Written request: Return the number of lines that include the string "information", without any other text.

Data for the task:
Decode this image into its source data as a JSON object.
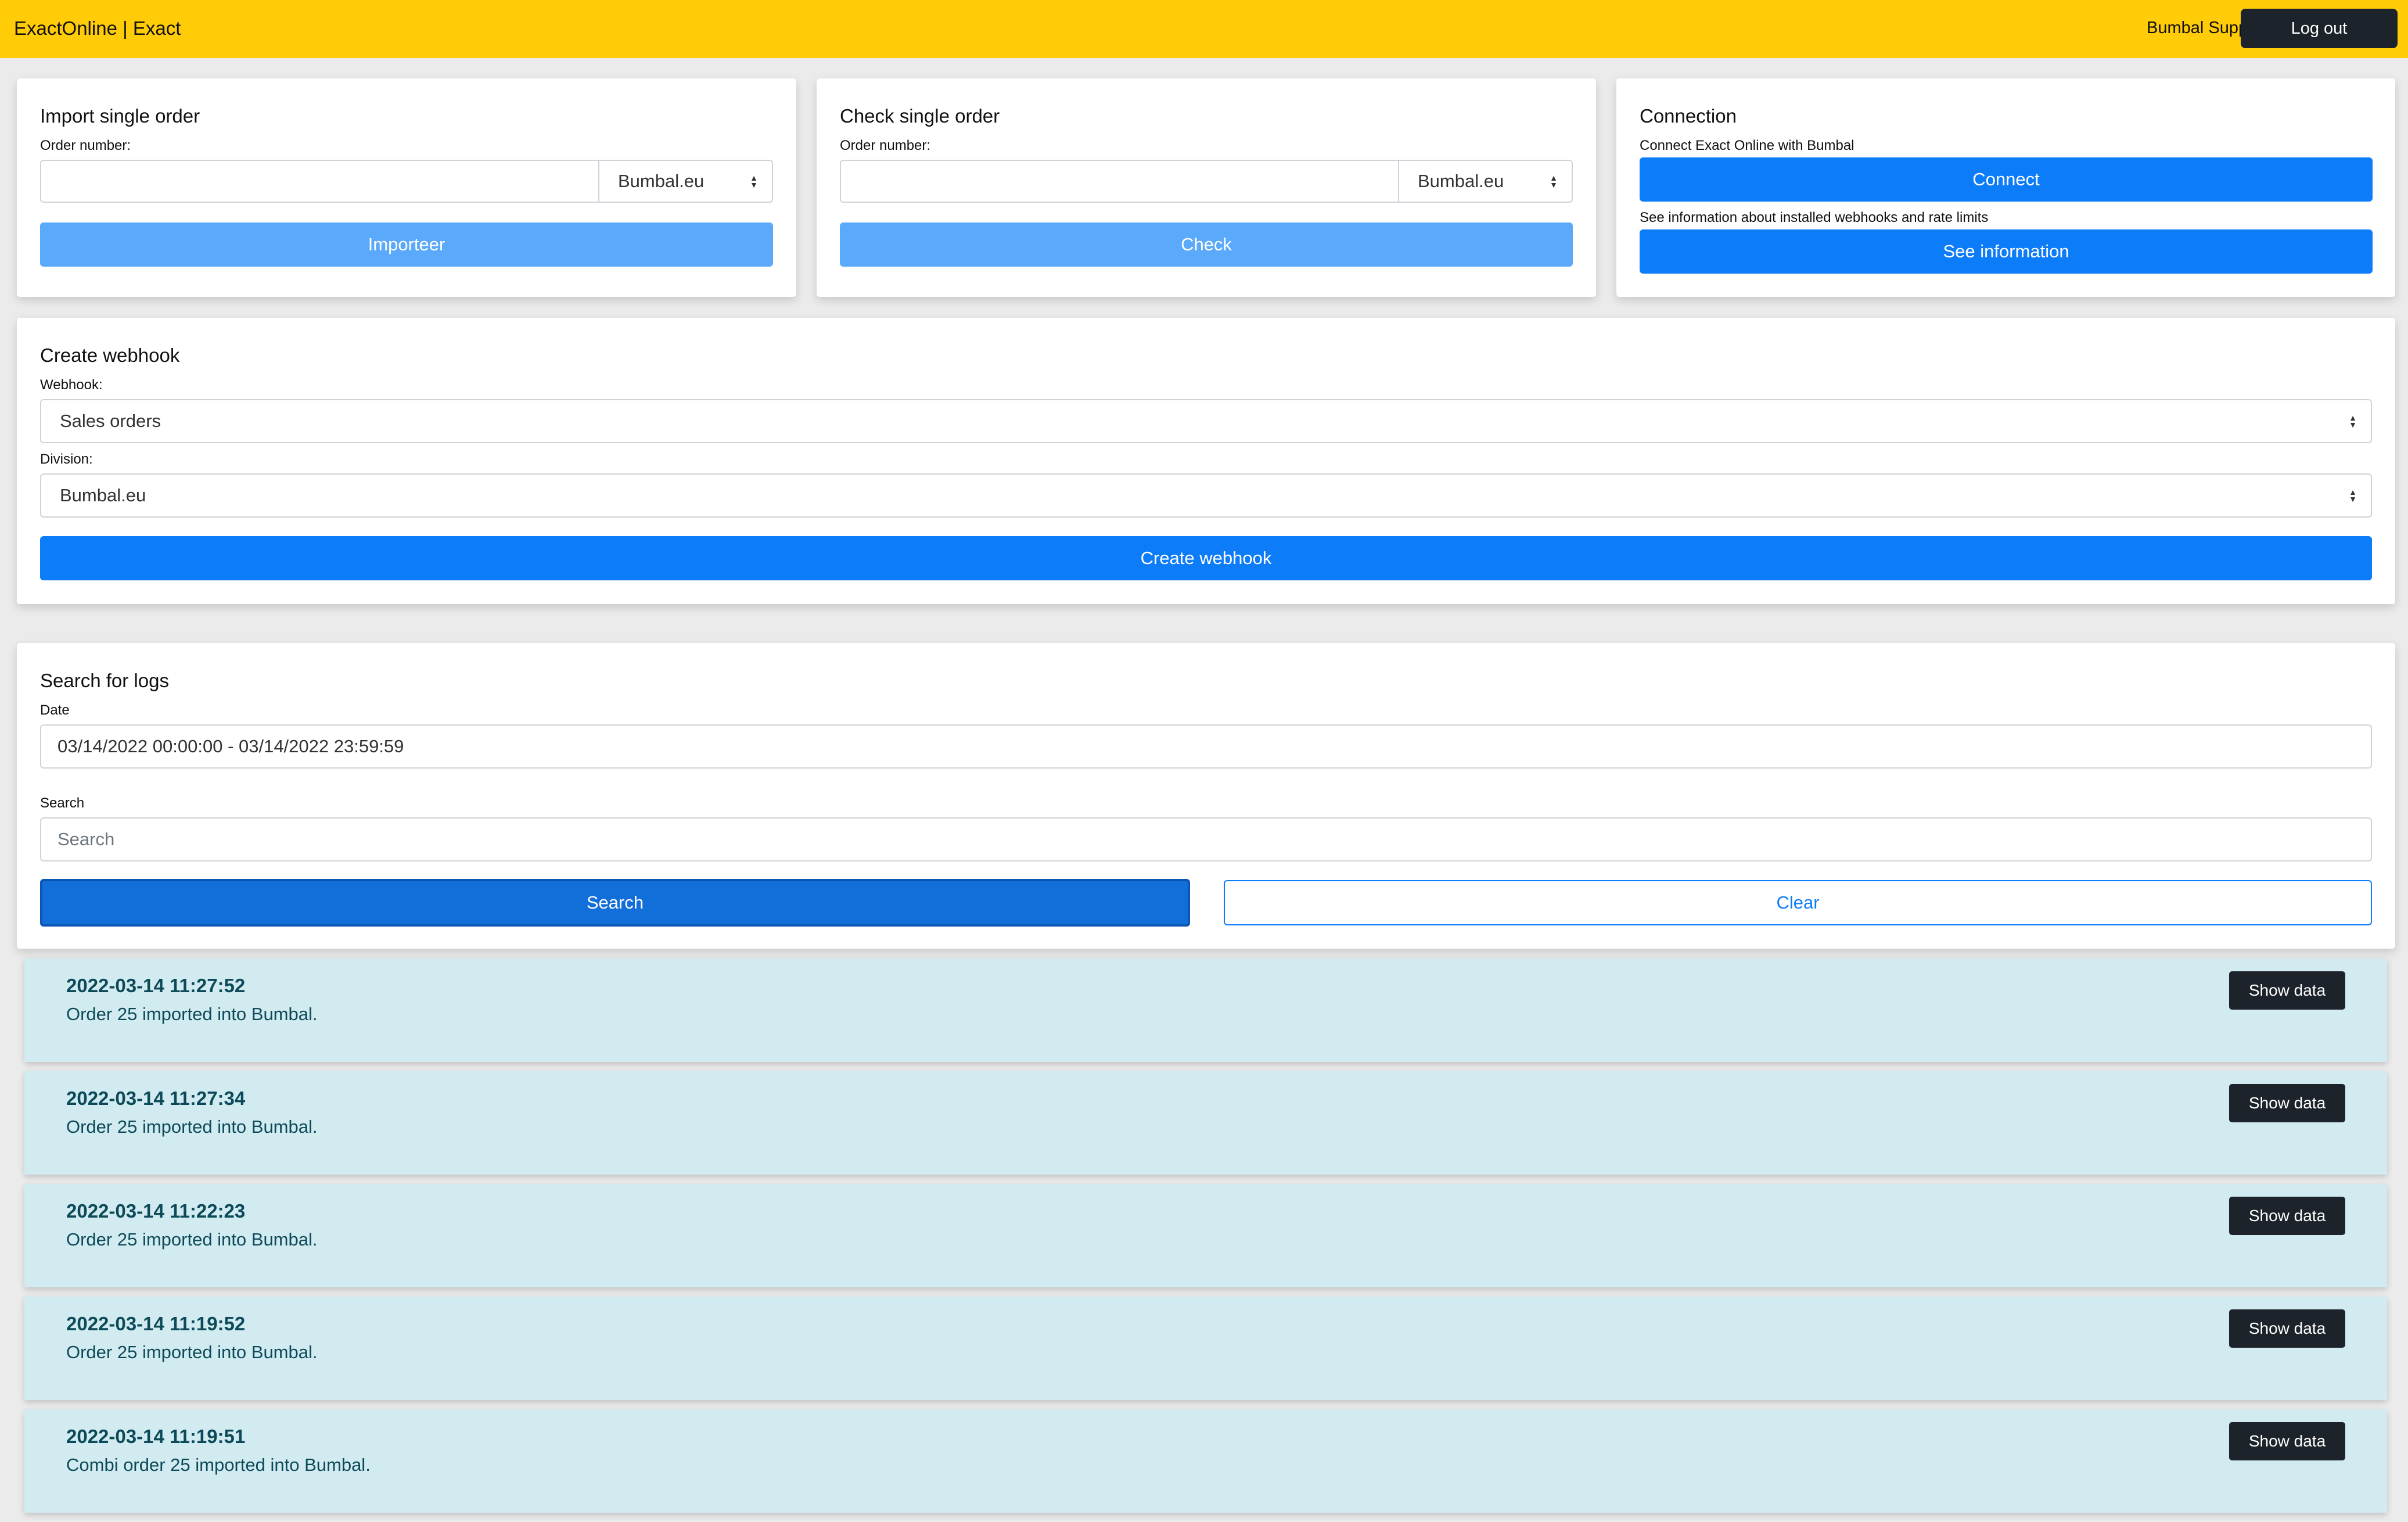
{
  "navbar": {
    "brand": "ExactOnline | Exact",
    "user": "Bumbal Support",
    "logout_label": "Log out",
    "background": "#ffcc07"
  },
  "import_card": {
    "title": "Import single order",
    "order_label": "Order number:",
    "order_value": "",
    "division_selected": "Bumbal.eu",
    "button_label": "Importeer"
  },
  "check_card": {
    "title": "Check single order",
    "order_label": "Order number:",
    "order_value": "",
    "division_selected": "Bumbal.eu",
    "button_label": "Check"
  },
  "connection_card": {
    "title": "Connection",
    "connect_desc": "Connect Exact Online with Bumbal",
    "connect_label": "Connect",
    "info_desc": "See information about installed webhooks and rate limits",
    "info_label": "See information"
  },
  "webhook_card": {
    "title": "Create webhook",
    "webhook_label": "Webhook:",
    "webhook_selected": "Sales orders",
    "division_label": "Division:",
    "division_selected": "Bumbal.eu",
    "button_label": "Create webhook"
  },
  "search_card": {
    "title": "Search for logs",
    "date_label": "Date",
    "date_value": "03/14/2022 00:00:00 - 03/14/2022 23:59:59",
    "search_label": "Search",
    "search_placeholder": "Search",
    "search_button": "Search",
    "clear_button": "Clear"
  },
  "logs": [
    {
      "time": "2022-03-14 11:27:52",
      "message": "Order 25 imported into Bumbal.",
      "button": "Show data"
    },
    {
      "time": "2022-03-14 11:27:34",
      "message": "Order 25 imported into Bumbal.",
      "button": "Show data"
    },
    {
      "time": "2022-03-14 11:22:23",
      "message": "Order 25 imported into Bumbal.",
      "button": "Show data"
    },
    {
      "time": "2022-03-14 11:19:52",
      "message": "Order 25 imported into Bumbal.",
      "button": "Show data"
    },
    {
      "time": "2022-03-14 11:19:51",
      "message": "Combi order 25 imported into Bumbal.",
      "button": "Show data"
    }
  ]
}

Answer to the task: 2